(Items from a data source)
==*==

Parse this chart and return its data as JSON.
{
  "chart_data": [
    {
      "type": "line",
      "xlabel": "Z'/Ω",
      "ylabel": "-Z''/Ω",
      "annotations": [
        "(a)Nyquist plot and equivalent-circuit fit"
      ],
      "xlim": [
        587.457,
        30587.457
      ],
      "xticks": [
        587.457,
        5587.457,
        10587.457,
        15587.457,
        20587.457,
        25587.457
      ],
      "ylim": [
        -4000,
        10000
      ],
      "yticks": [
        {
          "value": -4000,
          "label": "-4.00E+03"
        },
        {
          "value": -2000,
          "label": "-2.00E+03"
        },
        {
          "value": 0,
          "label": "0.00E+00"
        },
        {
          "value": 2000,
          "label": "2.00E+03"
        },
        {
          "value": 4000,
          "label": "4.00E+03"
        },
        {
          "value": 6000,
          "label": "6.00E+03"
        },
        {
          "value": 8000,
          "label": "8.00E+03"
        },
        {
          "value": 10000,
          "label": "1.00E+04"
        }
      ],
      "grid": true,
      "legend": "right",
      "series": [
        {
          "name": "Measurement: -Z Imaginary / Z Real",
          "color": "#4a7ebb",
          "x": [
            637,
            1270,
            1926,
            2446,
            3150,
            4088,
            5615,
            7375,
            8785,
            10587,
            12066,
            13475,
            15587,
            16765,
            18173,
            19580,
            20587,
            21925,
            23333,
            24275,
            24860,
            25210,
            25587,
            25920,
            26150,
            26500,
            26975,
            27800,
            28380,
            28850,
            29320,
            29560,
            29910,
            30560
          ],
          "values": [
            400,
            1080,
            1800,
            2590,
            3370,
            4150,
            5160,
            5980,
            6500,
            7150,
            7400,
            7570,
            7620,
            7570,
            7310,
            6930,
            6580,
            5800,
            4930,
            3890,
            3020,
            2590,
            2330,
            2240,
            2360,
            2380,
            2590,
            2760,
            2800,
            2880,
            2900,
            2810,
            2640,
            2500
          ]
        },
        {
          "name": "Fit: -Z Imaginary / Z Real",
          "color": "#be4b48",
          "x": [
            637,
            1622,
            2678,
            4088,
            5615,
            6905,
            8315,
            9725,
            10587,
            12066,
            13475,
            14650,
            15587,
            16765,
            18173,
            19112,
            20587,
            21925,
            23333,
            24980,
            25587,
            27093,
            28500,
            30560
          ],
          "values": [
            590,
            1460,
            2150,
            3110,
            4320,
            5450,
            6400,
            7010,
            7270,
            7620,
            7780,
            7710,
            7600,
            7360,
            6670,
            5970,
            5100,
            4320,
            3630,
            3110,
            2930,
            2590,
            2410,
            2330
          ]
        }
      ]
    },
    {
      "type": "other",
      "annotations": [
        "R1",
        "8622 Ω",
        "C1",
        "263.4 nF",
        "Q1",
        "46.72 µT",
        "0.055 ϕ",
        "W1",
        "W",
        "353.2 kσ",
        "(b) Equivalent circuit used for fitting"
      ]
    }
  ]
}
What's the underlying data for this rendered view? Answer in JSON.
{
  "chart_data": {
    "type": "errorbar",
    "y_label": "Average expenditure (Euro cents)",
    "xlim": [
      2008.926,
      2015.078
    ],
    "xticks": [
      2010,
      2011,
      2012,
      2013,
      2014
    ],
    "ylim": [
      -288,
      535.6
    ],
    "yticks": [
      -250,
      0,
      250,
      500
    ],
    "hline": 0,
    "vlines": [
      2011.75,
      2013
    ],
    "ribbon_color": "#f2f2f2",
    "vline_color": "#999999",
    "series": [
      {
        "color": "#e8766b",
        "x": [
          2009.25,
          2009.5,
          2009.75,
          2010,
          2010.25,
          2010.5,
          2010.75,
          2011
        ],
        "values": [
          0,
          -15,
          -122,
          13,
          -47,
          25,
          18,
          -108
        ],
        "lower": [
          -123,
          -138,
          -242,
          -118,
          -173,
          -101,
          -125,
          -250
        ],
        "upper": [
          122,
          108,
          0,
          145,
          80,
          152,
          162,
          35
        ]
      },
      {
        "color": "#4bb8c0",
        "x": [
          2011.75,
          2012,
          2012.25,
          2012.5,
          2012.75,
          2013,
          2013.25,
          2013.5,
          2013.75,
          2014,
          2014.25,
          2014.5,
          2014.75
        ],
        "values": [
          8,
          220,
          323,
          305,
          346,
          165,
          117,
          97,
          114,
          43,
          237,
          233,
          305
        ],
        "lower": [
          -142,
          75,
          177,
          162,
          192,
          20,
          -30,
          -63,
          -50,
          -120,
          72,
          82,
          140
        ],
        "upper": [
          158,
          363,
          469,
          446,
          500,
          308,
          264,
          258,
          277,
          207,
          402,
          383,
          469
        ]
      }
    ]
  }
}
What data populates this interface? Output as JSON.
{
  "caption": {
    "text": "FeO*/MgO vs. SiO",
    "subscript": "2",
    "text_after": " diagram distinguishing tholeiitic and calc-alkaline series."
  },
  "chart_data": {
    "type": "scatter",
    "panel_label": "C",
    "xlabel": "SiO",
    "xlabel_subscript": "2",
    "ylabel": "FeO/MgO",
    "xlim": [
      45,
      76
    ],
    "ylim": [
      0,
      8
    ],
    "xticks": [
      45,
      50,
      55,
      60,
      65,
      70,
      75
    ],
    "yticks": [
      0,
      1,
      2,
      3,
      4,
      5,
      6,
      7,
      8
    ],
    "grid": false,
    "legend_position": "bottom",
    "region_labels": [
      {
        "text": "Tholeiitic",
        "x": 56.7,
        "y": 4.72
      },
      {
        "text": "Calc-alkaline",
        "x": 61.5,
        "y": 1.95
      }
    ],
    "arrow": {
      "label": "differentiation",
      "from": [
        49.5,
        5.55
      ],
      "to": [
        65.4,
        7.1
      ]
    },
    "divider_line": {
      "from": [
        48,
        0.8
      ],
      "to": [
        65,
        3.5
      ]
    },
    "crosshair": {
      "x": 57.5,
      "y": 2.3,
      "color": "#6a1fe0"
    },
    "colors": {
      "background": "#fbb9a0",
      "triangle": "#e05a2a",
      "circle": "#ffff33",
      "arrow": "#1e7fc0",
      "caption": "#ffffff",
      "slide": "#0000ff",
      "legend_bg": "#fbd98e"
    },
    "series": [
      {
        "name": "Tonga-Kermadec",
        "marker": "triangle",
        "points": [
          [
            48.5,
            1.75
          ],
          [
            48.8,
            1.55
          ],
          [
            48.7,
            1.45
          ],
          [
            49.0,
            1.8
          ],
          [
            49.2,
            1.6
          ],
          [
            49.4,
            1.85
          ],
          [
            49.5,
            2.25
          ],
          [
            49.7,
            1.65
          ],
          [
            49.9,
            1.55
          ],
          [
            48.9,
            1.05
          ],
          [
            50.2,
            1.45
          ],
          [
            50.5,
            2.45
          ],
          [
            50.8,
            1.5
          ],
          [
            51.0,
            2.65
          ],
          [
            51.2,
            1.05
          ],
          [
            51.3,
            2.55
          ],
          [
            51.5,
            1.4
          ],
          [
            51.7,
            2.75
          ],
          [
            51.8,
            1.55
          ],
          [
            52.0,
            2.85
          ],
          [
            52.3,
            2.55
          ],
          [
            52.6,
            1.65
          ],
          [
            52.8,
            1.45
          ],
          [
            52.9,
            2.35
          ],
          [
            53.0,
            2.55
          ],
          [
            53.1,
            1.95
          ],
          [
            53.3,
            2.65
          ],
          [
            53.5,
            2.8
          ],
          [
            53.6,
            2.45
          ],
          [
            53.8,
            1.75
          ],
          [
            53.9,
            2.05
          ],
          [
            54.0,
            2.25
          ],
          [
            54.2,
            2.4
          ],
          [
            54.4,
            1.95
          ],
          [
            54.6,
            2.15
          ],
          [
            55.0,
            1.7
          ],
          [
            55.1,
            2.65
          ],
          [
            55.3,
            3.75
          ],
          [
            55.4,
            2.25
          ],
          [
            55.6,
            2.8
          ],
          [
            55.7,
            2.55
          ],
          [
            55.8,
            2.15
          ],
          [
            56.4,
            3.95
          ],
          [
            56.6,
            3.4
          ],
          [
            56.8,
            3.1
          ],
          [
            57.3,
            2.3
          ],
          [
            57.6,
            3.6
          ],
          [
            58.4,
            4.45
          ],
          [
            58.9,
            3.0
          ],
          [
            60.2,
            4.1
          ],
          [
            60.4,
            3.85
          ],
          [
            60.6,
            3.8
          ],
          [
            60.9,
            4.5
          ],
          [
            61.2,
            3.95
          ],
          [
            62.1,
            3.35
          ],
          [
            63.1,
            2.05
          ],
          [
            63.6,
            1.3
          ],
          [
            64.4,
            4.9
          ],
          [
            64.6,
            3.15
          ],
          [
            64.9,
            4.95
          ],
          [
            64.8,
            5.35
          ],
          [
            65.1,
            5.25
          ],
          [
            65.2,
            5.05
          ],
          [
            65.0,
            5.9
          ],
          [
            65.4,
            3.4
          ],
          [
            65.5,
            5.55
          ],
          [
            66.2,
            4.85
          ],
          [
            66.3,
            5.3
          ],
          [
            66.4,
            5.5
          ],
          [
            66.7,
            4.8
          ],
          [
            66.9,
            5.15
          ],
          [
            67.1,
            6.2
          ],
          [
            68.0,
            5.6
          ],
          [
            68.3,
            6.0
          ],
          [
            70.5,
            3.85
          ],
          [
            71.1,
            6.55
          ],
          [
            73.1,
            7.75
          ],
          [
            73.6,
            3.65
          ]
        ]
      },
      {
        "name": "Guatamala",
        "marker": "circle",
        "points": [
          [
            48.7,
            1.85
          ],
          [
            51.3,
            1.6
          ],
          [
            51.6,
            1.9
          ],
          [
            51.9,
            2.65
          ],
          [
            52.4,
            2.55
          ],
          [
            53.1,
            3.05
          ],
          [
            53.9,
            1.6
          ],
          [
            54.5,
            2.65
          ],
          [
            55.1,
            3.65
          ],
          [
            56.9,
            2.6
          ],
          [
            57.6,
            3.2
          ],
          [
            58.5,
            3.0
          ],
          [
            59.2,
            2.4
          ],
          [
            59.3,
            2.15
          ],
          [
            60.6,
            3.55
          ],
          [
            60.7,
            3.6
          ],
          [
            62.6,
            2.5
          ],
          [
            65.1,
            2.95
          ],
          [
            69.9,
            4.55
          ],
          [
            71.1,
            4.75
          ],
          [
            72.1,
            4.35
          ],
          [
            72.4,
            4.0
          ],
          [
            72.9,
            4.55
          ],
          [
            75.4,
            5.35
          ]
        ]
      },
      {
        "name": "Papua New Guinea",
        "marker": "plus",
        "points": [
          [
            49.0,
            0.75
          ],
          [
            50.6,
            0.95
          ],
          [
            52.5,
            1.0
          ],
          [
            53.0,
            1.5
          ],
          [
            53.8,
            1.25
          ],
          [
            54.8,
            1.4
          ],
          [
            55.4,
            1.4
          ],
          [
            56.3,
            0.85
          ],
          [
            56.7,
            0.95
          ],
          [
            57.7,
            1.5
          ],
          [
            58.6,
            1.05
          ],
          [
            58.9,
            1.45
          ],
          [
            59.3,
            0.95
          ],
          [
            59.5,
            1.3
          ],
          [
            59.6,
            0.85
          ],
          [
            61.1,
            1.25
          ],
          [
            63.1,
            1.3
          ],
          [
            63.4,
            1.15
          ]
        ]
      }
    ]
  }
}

==*==

Stated task:
Scan the lines for the string "this". Pick out every line that has it.

Complete response:
Parse this chart and return its data as JSON.
What's the underlying data for this rendered view? Answer in JSON.
What data populates this interface? Output as JSON.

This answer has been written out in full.